Structured figure records:
--
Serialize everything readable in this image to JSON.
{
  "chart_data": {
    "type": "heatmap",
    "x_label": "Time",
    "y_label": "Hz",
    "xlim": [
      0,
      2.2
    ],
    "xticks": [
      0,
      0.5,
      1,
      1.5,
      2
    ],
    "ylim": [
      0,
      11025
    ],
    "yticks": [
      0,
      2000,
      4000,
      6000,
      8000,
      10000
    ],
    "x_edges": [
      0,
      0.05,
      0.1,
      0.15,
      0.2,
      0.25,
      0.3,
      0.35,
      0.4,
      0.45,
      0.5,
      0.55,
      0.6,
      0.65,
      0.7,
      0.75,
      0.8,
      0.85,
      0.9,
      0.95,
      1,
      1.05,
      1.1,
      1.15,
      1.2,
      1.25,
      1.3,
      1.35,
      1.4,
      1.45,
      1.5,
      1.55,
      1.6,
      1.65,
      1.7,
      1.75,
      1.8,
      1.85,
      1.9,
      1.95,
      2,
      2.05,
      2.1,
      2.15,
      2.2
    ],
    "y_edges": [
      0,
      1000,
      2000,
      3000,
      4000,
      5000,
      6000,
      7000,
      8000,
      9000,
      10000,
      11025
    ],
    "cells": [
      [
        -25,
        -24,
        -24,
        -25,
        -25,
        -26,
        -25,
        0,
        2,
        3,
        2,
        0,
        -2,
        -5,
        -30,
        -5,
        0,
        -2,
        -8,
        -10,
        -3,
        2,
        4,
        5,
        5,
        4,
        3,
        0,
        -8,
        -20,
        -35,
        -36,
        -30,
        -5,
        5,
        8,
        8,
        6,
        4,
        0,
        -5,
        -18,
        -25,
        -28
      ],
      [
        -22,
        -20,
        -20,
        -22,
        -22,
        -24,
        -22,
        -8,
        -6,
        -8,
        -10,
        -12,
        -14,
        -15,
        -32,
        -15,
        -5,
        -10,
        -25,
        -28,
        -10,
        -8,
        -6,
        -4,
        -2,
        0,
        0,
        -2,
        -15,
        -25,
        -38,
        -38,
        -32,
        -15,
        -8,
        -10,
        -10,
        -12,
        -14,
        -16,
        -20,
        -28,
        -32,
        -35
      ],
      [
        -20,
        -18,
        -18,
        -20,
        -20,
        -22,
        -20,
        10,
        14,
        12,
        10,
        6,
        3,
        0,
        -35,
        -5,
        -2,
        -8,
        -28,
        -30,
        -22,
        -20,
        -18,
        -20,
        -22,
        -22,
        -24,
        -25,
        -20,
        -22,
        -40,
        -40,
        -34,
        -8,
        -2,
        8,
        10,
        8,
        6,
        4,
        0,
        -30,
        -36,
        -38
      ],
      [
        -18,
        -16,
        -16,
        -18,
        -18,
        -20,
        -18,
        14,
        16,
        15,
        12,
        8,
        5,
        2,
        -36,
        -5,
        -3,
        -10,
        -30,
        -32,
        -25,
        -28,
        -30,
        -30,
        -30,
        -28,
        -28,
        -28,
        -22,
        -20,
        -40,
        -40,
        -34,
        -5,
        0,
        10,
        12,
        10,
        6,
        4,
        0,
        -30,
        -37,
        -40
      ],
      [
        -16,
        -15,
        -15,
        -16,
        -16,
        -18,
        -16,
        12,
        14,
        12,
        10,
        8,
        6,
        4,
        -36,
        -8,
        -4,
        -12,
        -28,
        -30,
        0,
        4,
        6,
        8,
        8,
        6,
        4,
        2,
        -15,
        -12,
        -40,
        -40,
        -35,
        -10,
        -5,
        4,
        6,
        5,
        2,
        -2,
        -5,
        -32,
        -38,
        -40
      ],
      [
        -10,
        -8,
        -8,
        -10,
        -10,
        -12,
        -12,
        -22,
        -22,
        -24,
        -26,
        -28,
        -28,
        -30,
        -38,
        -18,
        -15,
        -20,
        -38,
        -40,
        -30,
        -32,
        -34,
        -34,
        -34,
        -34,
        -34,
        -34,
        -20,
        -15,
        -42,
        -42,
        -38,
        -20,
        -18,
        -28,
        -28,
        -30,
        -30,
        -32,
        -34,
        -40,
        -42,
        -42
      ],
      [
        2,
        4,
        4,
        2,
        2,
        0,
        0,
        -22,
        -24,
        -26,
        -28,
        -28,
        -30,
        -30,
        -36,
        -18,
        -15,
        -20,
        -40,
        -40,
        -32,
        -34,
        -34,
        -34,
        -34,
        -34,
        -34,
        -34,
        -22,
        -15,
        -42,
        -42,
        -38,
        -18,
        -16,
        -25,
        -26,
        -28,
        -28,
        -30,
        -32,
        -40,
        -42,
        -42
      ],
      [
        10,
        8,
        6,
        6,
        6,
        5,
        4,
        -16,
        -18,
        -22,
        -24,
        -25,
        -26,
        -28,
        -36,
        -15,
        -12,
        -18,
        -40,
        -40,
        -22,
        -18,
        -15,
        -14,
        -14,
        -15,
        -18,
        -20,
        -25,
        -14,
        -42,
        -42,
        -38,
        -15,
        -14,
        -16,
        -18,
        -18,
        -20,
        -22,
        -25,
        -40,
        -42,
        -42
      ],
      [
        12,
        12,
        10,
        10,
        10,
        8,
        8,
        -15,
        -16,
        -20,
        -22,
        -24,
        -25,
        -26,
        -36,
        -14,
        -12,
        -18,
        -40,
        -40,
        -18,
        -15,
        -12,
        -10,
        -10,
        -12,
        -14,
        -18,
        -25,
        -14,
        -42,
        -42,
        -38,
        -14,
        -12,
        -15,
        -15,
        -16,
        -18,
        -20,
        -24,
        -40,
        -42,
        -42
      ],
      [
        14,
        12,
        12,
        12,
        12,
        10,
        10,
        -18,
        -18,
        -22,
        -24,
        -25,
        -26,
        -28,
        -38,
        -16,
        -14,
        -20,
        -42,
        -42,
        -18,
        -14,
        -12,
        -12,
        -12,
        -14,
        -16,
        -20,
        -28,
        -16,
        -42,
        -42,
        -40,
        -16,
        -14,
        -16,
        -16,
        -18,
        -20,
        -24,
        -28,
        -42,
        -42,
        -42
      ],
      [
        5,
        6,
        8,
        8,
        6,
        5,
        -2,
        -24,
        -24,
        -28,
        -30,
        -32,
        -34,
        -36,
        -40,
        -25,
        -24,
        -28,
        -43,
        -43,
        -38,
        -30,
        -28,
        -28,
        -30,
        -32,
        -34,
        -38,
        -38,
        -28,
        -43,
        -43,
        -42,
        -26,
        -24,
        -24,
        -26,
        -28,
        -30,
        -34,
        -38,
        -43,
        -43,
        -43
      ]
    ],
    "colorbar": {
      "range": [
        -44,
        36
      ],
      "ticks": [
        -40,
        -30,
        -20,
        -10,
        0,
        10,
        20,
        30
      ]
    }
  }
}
--
TASK GOAL: Reproduce each record exactly as it appears.

RESPONSE TO THE TASK:
Serialize everything readable in this image to JSON.
{
  "chart_data": {
    "type": "heatmap",
    "x_label": "Time",
    "y_label": "Hz",
    "xlim": [
      0,
      2.2
    ],
    "xticks": [
      0,
      0.5,
      1,
      1.5,
      2
    ],
    "ylim": [
      0,
      11025
    ],
    "yticks": [
      0,
      2000,
      4000,
      6000,
      8000,
      10000
    ],
    "x_edges": [
      0,
      0.05,
      0.1,
      0.15,
      0.2,
      0.25,
      0.3,
      0.35,
      0.4,
      0.45,
      0.5,
      0.55,
      0.6,
      0.65,
      0.7,
      0.75,
      0.8,
      0.85,
      0.9,
      0.95,
      1,
      1.05,
      1.1,
      1.15,
      1.2,
      1.25,
      1.3,
      1.35,
      1.4,
      1.45,
      1.5,
      1.55,
      1.6,
      1.65,
      1.7,
      1.75,
      1.8,
      1.85,
      1.9,
      1.95,
      2,
      2.05,
      2.1,
      2.15,
      2.2
    ],
    "y_edges": [
      0,
      1000,
      2000,
      3000,
      4000,
      5000,
      6000,
      7000,
      8000,
      9000,
      10000,
      11025
    ],
    "cells": [
      [
        -25,
        -24,
        -24,
        -25,
        -25,
        -26,
        -25,
        0,
        2,
        3,
        2,
        0,
        -2,
        -5,
        -30,
        -5,
        0,
        -2,
        -8,
        -10,
        -3,
        2,
        4,
        5,
        5,
        4,
        3,
        0,
        -8,
        -20,
        -35,
        -36,
        -30,
        -5,
        5,
        8,
        8,
        6,
        4,
        0,
        -5,
        -18,
        -25,
        -28
      ],
      [
        -22,
        -20,
        -20,
        -22,
        -22,
        -24,
        -22,
        -8,
        -6,
        -8,
        -10,
        -12,
        -14,
        -15,
        -32,
        -15,
        -5,
        -10,
        -25,
        -28,
        -10,
        -8,
        -6,
        -4,
        -2,
        0,
        0,
        -2,
        -15,
        -25,
        -38,
        -38,
        -32,
        -15,
        -8,
        -10,
        -10,
        -12,
        -14,
        -16,
        -20,
        -28,
        -32,
        -35
      ],
      [
        -20,
        -18,
        -18,
        -20,
        -20,
        -22,
        -20,
        10,
        14,
        12,
        10,
        6,
        3,
        0,
        -35,
        -5,
        -2,
        -8,
        -28,
        -30,
        -22,
        -20,
        -18,
        -20,
        -22,
        -22,
        -24,
        -25,
        -20,
        -22,
        -40,
        -40,
        -34,
        -8,
        -2,
        8,
        10,
        8,
        6,
        4,
        0,
        -30,
        -36,
        -38
      ],
      [
        -18,
        -16,
        -16,
        -18,
        -18,
        -20,
        -18,
        14,
        16,
        15,
        12,
        8,
        5,
        2,
        -36,
        -5,
        -3,
        -10,
        -30,
        -32,
        -25,
        -28,
        -30,
        -30,
        -30,
        -28,
        -28,
        -28,
        -22,
        -20,
        -40,
        -40,
        -34,
        -5,
        0,
        10,
        12,
        10,
        6,
        4,
        0,
        -30,
        -37,
        -40
      ],
      [
        -16,
        -15,
        -15,
        -16,
        -16,
        -18,
        -16,
        12,
        14,
        12,
        10,
        8,
        6,
        4,
        -36,
        -8,
        -4,
        -12,
        -28,
        -30,
        0,
        4,
        6,
        8,
        8,
        6,
        4,
        2,
        -15,
        -12,
        -40,
        -40,
        -35,
        -10,
        -5,
        4,
        6,
        5,
        2,
        -2,
        -5,
        -32,
        -38,
        -40
      ],
      [
        -10,
        -8,
        -8,
        -10,
        -10,
        -12,
        -12,
        -22,
        -22,
        -24,
        -26,
        -28,
        -28,
        -30,
        -38,
        -18,
        -15,
        -20,
        -38,
        -40,
        -30,
        -32,
        -34,
        -34,
        -34,
        -34,
        -34,
        -34,
        -20,
        -15,
        -42,
        -42,
        -38,
        -20,
        -18,
        -28,
        -28,
        -30,
        -30,
        -32,
        -34,
        -40,
        -42,
        -42
      ],
      [
        2,
        4,
        4,
        2,
        2,
        0,
        0,
        -22,
        -24,
        -26,
        -28,
        -28,
        -30,
        -30,
        -36,
        -18,
        -15,
        -20,
        -40,
        -40,
        -32,
        -34,
        -34,
        -34,
        -34,
        -34,
        -34,
        -34,
        -22,
        -15,
        -42,
        -42,
        -38,
        -18,
        -16,
        -25,
        -26,
        -28,
        -28,
        -30,
        -32,
        -40,
        -42,
        -42
      ],
      [
        10,
        8,
        6,
        6,
        6,
        5,
        4,
        -16,
        -18,
        -22,
        -24,
        -25,
        -26,
        -28,
        -36,
        -15,
        -12,
        -18,
        -40,
        -40,
        -22,
        -18,
        -15,
        -14,
        -14,
        -15,
        -18,
        -20,
        -25,
        -14,
        -42,
        -42,
        -38,
        -15,
        -14,
        -16,
        -18,
        -18,
        -20,
        -22,
        -25,
        -40,
        -42,
        -42
      ],
      [
        12,
        12,
        10,
        10,
        10,
        8,
        8,
        -15,
        -16,
        -20,
        -22,
        -24,
        -25,
        -26,
        -36,
        -14,
        -12,
        -18,
        -40,
        -40,
        -18,
        -15,
        -12,
        -10,
        -10,
        -12,
        -14,
        -18,
        -25,
        -14,
        -42,
        -42,
        -38,
        -14,
        -12,
        -15,
        -15,
        -16,
        -18,
        -20,
        -24,
        -40,
        -42,
        -42
      ],
      [
        14,
        12,
        12,
        12,
        12,
        10,
        10,
        -18,
        -18,
        -22,
        -24,
        -25,
        -26,
        -28,
        -38,
        -16,
        -14,
        -20,
        -42,
        -42,
        -18,
        -14,
        -12,
        -12,
        -12,
        -14,
        -16,
        -20,
        -28,
        -16,
        -42,
        -42,
        -40,
        -16,
        -14,
        -16,
        -16,
        -18,
        -20,
        -24,
        -28,
        -42,
        -42,
        -42
      ],
      [
        5,
        6,
        8,
        8,
        6,
        5,
        -2,
        -24,
        -24,
        -28,
        -30,
        -32,
        -34,
        -36,
        -40,
        -25,
        -24,
        -28,
        -43,
        -43,
        -38,
        -30,
        -28,
        -28,
        -30,
        -32,
        -34,
        -38,
        -38,
        -28,
        -43,
        -43,
        -42,
        -26,
        -24,
        -24,
        -26,
        -28,
        -30,
        -34,
        -38,
        -43,
        -43,
        -43
      ]
    ],
    "colorbar": {
      "range": [
        -44,
        36
      ],
      "ticks": [
        -40,
        -30,
        -20,
        -10,
        0,
        10,
        20,
        30
      ]
    }
  }
}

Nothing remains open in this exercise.